* Excerto fornecido *
Não sei. Não faço a mais pequena ideia. Desde o início que temi que isto fosse acontecer. Lembro-me de ter discussões com as pessoas que eram muito entusiastas das redes sociais e sempre achei que seria necessário existir uma intermediação. Não é uma questão de haver elites contra as massas, mas é, de facto, uma questão em que são precisas pessoas que pensaram, escreveram, leram e que transmitem esse saber e a sua criatividade a um destinatário. Ninguém nasce informado, sem ter lido, sem ter discutido, sem ter pensado. Hoje em dia, o comum das pessoas acha que sim, acha que não é preciso informação nem leituras e isso é terrível.

Falando de actualidade, qual a sua opinião sobre o Brexit e este impasse que se está a viver? 
Sempre tive uma grande admiração pela Inglaterra porque acho que em cada circunstância histórica foi um país que soube sempre encontrar os líderes. Agora olho para a elite política inglesa actual e a única pessoa que tem capacidade dirigente é a rainha, mas ela não tem poderes políticos. O resto, os tipos que promoveram o Brexit –  Boris Johnson, Nigel Farage – são nulidades e a Theresa May é uma nulidade total e absoluta. É uma pessoa que era contra o Brexit e está a tirar a Inglaterra da União Europeia (UE) através de uma quantidade de esquemas. Ela é a essência daquilo que eu mais odeio num político, que é quando um político está a fazer aquilo em que não acredita e que passou a acreditar apenas para se manter no poder. O Cameron é um idiota que se lembrou de perguntar aos ingleses se eles queriam votar na saída da UE. Depois aconteceu outra coisa absolutamente idiota: os que queriam ficar na UE ficaram em casa, não foram votar. A geração do futuro não foi votar e a geração mais velha foi votar no futuro da outra. E votou contra o futuro da geração mais nova. Acho que estamos todos fartos da Inglaterra, estamos todos fartos do Brexit. Aliás, isto vai acabar para a semana, de uma maneira ou de outra. Todos se estão a preparar para não haver acordo nenhum.

* Material fornecido *
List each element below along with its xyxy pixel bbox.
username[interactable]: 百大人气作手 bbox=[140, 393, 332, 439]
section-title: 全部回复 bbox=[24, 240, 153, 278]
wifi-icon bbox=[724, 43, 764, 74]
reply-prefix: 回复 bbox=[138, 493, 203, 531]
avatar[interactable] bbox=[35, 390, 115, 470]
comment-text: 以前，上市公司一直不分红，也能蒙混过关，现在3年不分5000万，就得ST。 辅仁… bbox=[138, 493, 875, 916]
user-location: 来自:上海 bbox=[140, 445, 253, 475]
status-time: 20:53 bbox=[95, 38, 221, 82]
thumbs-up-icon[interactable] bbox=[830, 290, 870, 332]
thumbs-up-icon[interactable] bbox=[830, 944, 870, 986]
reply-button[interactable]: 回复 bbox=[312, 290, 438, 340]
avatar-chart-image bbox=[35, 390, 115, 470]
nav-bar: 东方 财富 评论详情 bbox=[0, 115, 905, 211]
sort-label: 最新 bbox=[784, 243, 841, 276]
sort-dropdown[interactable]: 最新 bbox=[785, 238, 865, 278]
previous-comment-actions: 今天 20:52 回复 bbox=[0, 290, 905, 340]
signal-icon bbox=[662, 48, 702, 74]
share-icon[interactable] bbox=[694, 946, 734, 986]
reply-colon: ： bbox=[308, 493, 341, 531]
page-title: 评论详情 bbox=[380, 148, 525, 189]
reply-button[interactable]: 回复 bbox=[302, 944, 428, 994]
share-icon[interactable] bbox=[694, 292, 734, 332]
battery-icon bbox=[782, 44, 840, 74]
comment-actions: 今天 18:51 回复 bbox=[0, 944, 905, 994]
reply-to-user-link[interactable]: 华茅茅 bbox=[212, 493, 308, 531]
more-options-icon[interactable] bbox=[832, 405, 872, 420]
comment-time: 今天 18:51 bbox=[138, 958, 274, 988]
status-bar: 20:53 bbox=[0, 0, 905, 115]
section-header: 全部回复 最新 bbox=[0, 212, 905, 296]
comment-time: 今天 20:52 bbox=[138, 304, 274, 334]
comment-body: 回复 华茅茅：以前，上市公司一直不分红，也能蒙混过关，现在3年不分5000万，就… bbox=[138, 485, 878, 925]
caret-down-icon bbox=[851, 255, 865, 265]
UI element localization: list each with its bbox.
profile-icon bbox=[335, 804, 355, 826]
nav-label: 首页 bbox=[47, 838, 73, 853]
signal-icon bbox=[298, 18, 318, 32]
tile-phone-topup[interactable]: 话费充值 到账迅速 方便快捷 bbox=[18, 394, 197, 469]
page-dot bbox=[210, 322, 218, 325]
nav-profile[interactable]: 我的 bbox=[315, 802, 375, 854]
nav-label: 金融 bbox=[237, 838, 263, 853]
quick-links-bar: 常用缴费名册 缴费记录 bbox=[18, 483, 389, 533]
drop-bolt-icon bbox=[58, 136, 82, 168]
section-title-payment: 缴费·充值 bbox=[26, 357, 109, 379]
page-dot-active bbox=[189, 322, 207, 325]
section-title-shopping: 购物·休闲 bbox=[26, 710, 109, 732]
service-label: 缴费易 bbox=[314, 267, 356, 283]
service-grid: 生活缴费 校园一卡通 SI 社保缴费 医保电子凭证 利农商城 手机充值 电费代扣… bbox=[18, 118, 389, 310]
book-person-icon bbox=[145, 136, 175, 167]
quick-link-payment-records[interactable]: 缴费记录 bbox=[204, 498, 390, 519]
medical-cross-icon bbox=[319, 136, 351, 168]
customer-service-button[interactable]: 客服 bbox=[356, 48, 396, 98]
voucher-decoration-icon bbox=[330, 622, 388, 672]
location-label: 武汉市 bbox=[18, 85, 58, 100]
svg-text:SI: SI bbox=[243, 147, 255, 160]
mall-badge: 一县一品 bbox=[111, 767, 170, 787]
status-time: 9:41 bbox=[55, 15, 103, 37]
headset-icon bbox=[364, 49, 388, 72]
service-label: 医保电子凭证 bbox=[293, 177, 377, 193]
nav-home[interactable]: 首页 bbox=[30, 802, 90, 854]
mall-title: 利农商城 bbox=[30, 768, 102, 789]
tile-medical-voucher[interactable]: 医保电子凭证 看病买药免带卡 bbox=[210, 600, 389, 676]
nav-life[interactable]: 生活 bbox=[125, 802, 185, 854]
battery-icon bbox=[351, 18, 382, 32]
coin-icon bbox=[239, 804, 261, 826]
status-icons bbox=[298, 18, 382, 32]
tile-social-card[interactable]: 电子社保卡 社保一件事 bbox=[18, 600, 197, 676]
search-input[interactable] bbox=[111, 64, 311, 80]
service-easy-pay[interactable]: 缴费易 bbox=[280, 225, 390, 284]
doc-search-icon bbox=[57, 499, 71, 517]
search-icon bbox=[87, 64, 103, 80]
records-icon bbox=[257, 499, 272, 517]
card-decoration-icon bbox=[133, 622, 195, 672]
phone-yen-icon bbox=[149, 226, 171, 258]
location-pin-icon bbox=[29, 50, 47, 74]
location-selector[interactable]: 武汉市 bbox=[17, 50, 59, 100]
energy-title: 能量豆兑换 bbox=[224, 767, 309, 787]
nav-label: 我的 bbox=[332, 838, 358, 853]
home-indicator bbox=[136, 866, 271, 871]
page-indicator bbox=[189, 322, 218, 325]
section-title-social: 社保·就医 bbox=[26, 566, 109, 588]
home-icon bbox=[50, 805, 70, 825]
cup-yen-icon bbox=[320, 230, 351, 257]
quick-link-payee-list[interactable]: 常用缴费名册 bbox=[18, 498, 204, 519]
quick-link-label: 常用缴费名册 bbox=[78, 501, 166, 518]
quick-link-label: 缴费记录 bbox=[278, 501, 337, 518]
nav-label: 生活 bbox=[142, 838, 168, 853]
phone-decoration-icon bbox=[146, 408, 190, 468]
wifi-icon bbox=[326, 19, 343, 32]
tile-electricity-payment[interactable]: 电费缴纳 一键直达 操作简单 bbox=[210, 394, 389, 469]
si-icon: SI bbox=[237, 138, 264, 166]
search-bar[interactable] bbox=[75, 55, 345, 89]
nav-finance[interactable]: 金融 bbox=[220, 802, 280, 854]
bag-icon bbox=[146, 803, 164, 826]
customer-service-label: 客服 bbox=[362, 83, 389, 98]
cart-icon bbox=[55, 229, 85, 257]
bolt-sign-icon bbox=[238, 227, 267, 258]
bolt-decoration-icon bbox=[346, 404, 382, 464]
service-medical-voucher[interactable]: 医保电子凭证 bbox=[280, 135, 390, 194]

* Instrução *
Reproduz, por favor, o excerto sobre as redes sociais e o Brexit na íntegra, sem mudar uma palavra. As linhas não têm qualquer relação com o excerto.

* Resposta *
Não sei. Não faço a mais pequena ideia. Desde o início que temi que isto fosse acontecer. Lembro-me de ter discussões com as pessoas que eram muito entusiastas das redes sociais e sempre achei que seria necessário existir uma intermediação. Não é uma questão de haver elites contra as massas, mas é, de facto, uma questão em que são precisas pessoas que pensaram, escreveram, leram e que transmitem esse saber e a sua criatividade a um destinatário. Ninguém nasce informado, sem ter lido, sem ter discutido, sem ter pensado. Hoje em dia, o comum das pessoas acha que sim, acha que não é preciso informação nem leituras e isso é terrível.

Falando de actualidade, qual a sua opinião sobre o Brexit e este impasse que se está a viver? 
Sempre tive uma grande admiração pela Inglaterra porque acho que em cada circunstância histórica foi um país que soube sempre encontrar os líderes. Agora olho para a elite política inglesa actual e a única pessoa que tem capacidade dirigente é a rainha, mas ela não tem poderes políticos. O resto, os tipos que promoveram o Brexit –  Boris Johnson, Nigel Farage – são nulidades e a Theresa May é uma nulidade total e absoluta. É uma pessoa que era contra o Brexit e está a tirar a Inglaterra da União Europeia (UE) através de uma quantidade de esquemas. Ela é a essência daquilo que eu mais odeio num político, que é quando um político está a fazer aquilo em que não acredita e que passou a acreditar apenas para se manter no poder. O Cameron é um idiota que se lembrou de perguntar aos ingleses se eles queriam votar na saída da UE. Depois aconteceu outra coisa absolutamente idiota: os que queriam ficar na UE ficaram em casa, não foram votar. A geração do futuro não foi votar e a geração mais velha foi votar no futuro da outra. E votou contra o futuro da geração mais nova. Acho que estamos todos fartos da Inglaterra, estamos todos fartos do Brexit. Aliás, isto vai acabar para a semana, de uma maneira ou de outra. Todos se estão a preparar para não haver acordo nenhum.